# Исходный текст
• • • • • • •

Самое читаемое в номере

«В Союзе знали: война будет»

A A A

«Улица Московская» предлагает вниманию читателей 1 часть воспоминаний ветерана Великой Отечественной войны, жителя г. Пензы Леонида Демуса.

Анкета «УМ»:
Леонид Демус, участник Великой Отечественной войны, капитан в отставке.
Родился 10 февраля 1924 г. в г. Владивостоке.
Начал войну в 1941 г. на Центральном фронте. Воевал на Закавказском и Северо-Кавказском фронтах. Трижды ранен.
Награждён медалью «За оборону Москвы», орденом Отечественной войны I и II степени, орденами Красной Звезды и Боевого Красного Знамени.

Отец
Мой отец, Марк Демус, воевал на Первой Мировой и дослужился до прапорщика.
Во время Гражданской войны был заместителем Епифана Ковтюха – знаменитого Кожуха из «Железного потока». В 1919 г. войска под командованием отца заняли Армавир и вышли в тыл к белым. За это его наградили орденом Красного Знамени, серебряной шашкой и именным кинжалом.
В Краснодаре одна из улиц до сих пор носит имя отца.
После Гражданской он служил в Якутске, в Сибири, в Нагорном Карабахе, был начальником погранрайона на персидской границе.
В 1931-1932 гг. занимал должность наркома НКВД Азербайджанской ССР. Потом перебрался в Москву, и мы жили в доме № 10 на 2-й Тверской-Ямской улице.
К 1936 г. наградных пистолетов и револьверов у отца было штук двадцать. Они хранились в нашей квартире, в шкафу, и на каждой единице оружия была металлическая табличка с гравированным текстом.
Будучи школьником, я тайком брал какой-нибудь из пистолетов и ездил с другом на дачу, где мы стреляли по целям. Мне не было и 12 лет, когда за отличную стрельбу из малокалиберной винтовки я получил значок  «Ворошиловского стрелка».
26 декабря 1936 г. отца арестовали, в 1937 г. расстреляли, а в 1954 г. пришла бумага о его полной реабилитации.
Сразу скажу, что плохого отношения ко мне не было. После ареста отца я продолжал учиться в школе № 174, активно участвовал в художественной самодеятельности. В 17 лет поступил в аэроклуб на железнодорожной станции Планерная в Подмосковье, учился летать на самолётах У-2. Несколько раз прыгал с парашютом.
Начало войны
В 1941 г. мне исполнилось 17 лет.
Помню, как в начале года ученики младших классов носились по коридорам нашей школы и громко распевали: «Внимание! Внимание! На нас идёт Германия!» Их за это никто не ругал.
Раз в месяц проводились учебные тревоги, и каждый ученик занимал предписанный ему пост.
Говорю я всё это к тому, что в Союзе знали: война будет.
Поэтому, когда объявили о её начале, мы с ребятами пошли в райком комсомола: «Поставьте какую-нибудь боевую задачу».
А райком формировал отряды для рытья противотанковых рвов. Туда включили почти всех мальчишек нашего класса, и мы на электричке поехали под Смоленск.

• • • • • • •

# Исходные данные
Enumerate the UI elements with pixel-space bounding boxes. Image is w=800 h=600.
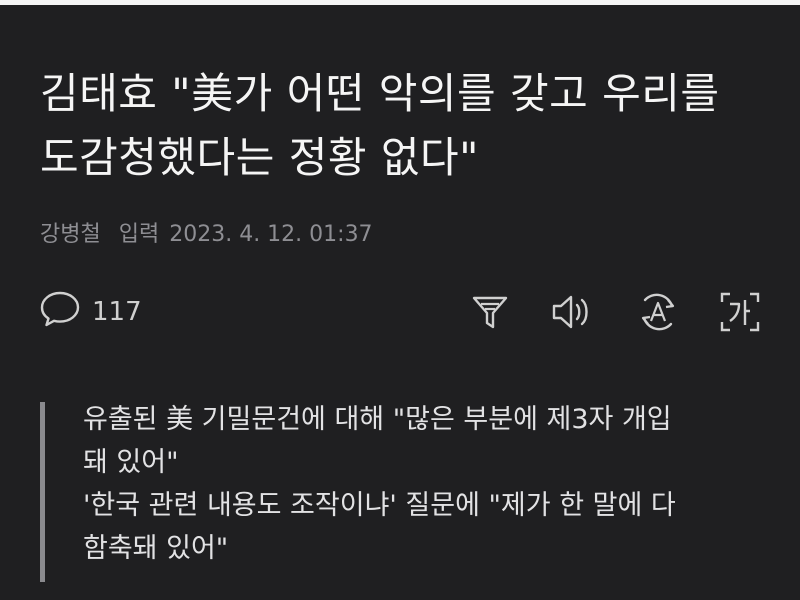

• • • • • • •

# Задания
1. Когда, по воспоминаниям, арестовали отца автора?
2. Объясните по воспоминаниям в одном–трёх предложениях, за что отца наградили орденом Красного Знамени, серебряной шашкой и именным кинжалом.
3. Перепишите отрывок воспоминаний от «Начал войну в» до «и именным кинжалом.» включительно, заменив «Армавир» на «Майкоп».

# Ответы
1. 26 декабря 1936 г.

2. В 1919 г. войска под его командованием заняли Армавир и вышли в тыл к белым. За это он и получил эти награды.

3.
Начал войну в 1941 г. на Центральном фронте. Воевал на Закавказском и Северо-Кавказском фронтах. Трижды ранен.
Награждён медалью «За оборону Москвы», орденом Отечественной войны I и II степени, орденами Красной Звезды и Боевого Красного Знамени.

Отец
Мой отец, Марк Демус, воевал на Первой Мировой и дослужился до прапорщика.
Во время Гражданской войны был заместителем Епифана Ковтюха – знаменитого Кожуха из «Железного потока». В 1919 г. войска под командованием отца заняли Майкоп и вышли в тыл к белым. За это его наградили орденом Красного Знамени, серебряной шашкой и именным кинжалом.